▶ [Saved data entries]
────────

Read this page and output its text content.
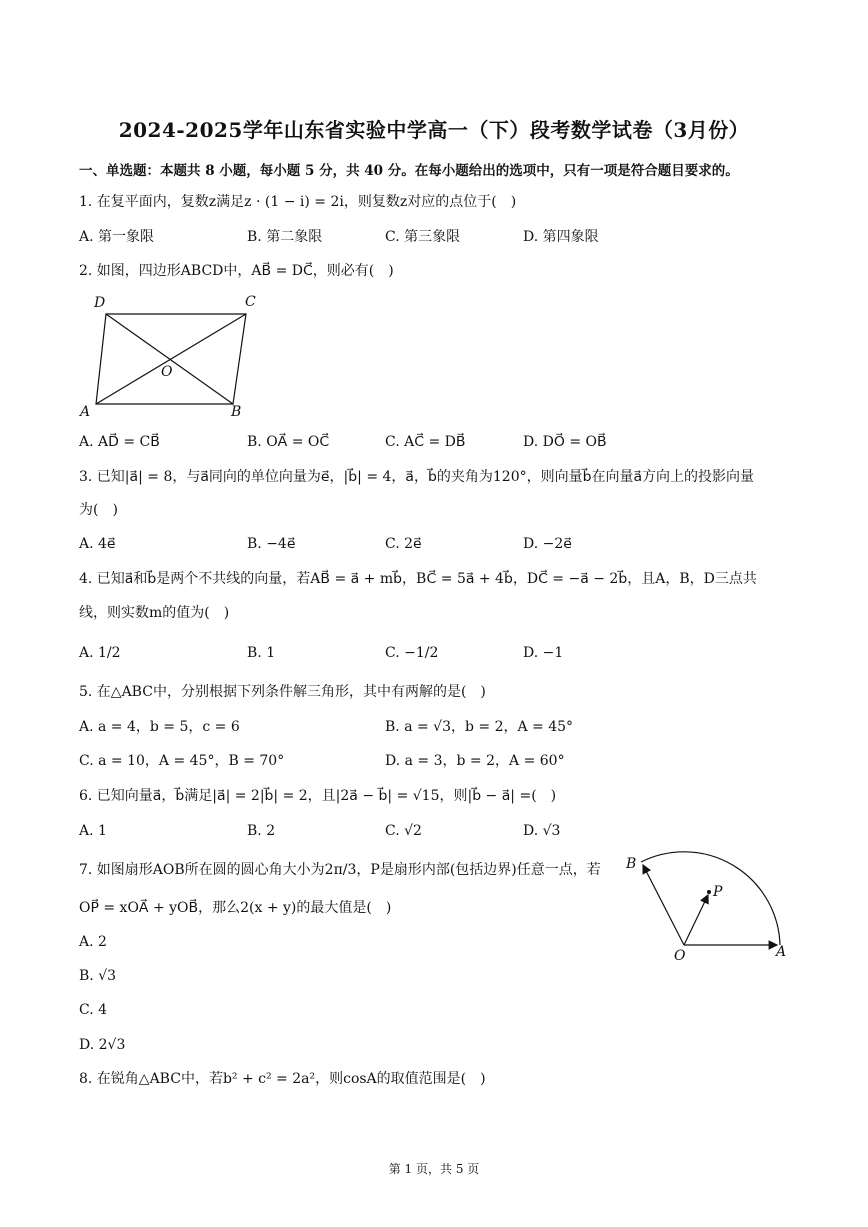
2024-2025学年山东省实验中学高一（下）段考数学试卷（3月份）
一、单选题：本题共 8 小题，每小题 5 分，共 40 分。在每小题给出的选项中，只有一项是符合题目要求的。
1. 在复平面内，复数z满足z · (1 − i) = 2i，则复数z对应的点位于(　)
A. 第一象限	B. 第二象限	C. 第三象限	D. 第四象限
2. 如图，四边形ABCD中，AB⃗ = DC⃗，则必有(　)
D	C
O
A	B
A. AD⃗ = CB⃗	B. OA⃗ = OC⃗	C. AC⃗ = DB⃗	D. DO⃗ = OB⃗
3. 已知|a⃗| = 8，与a⃗同向的单位向量为e⃗，|b⃗| = 4，a⃗，b⃗的夹角为120°，则向量b⃗在向量a⃗方向上的投影向量
为(　)
A. 4e⃗	B. −4e⃗	C. 2e⃗	D. −2e⃗
4. 已知a⃗和b⃗是两个不共线的向量，若AB⃗ = a⃗ + mb⃗，BC⃗ = 5a⃗ + 4b⃗，DC⃗ = −a⃗ − 2b⃗，且A，B，D三点共
线，则实数m的值为(　)
A. 1/2	B. 1	C. −1/2	D. −1
5. 在△ABC中，分别根据下列条件解三角形，其中有两解的是(　)
A. a = 4，b = 5，c = 6	B. a = √3，b = 2，A = 45°
C. a = 10，A = 45°，B = 70°	D. a = 3，b = 2，A = 60°
6. 已知向量a⃗，b⃗满足|a⃗| = 2|b⃗| = 2，且|2a⃗ − b⃗| = √15，则|b⃗ − a⃗| =(　)
A. 1	B. 2	C. √2	D. √3
7. 如图扇形AOB所在圆的圆心角大小为2π/3，P是扇形内部(包括边界)任意一点，若
OP⃗ = xOA⃗ + yOB⃗，那么2(x + y)的最大值是(　)
B
P
O	A
A. 2
B. √3
C. 4
D. 2√3
8. 在锐角△ABC中，若b² + c² = 2a²，则cosA的取值范围是(　)
第 1 页，共 5 页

────────

▶ [Task details]
In the material above, find each line that contains the word "ABC中", and select it.

▶ [Finished answer]
5. 在△ABC中，分别根据下列条件解三角形，其中有两解的是(　)
8. 在锐角△ABC中，若b² + c² = 2a²，则cosA的取值范围是(　)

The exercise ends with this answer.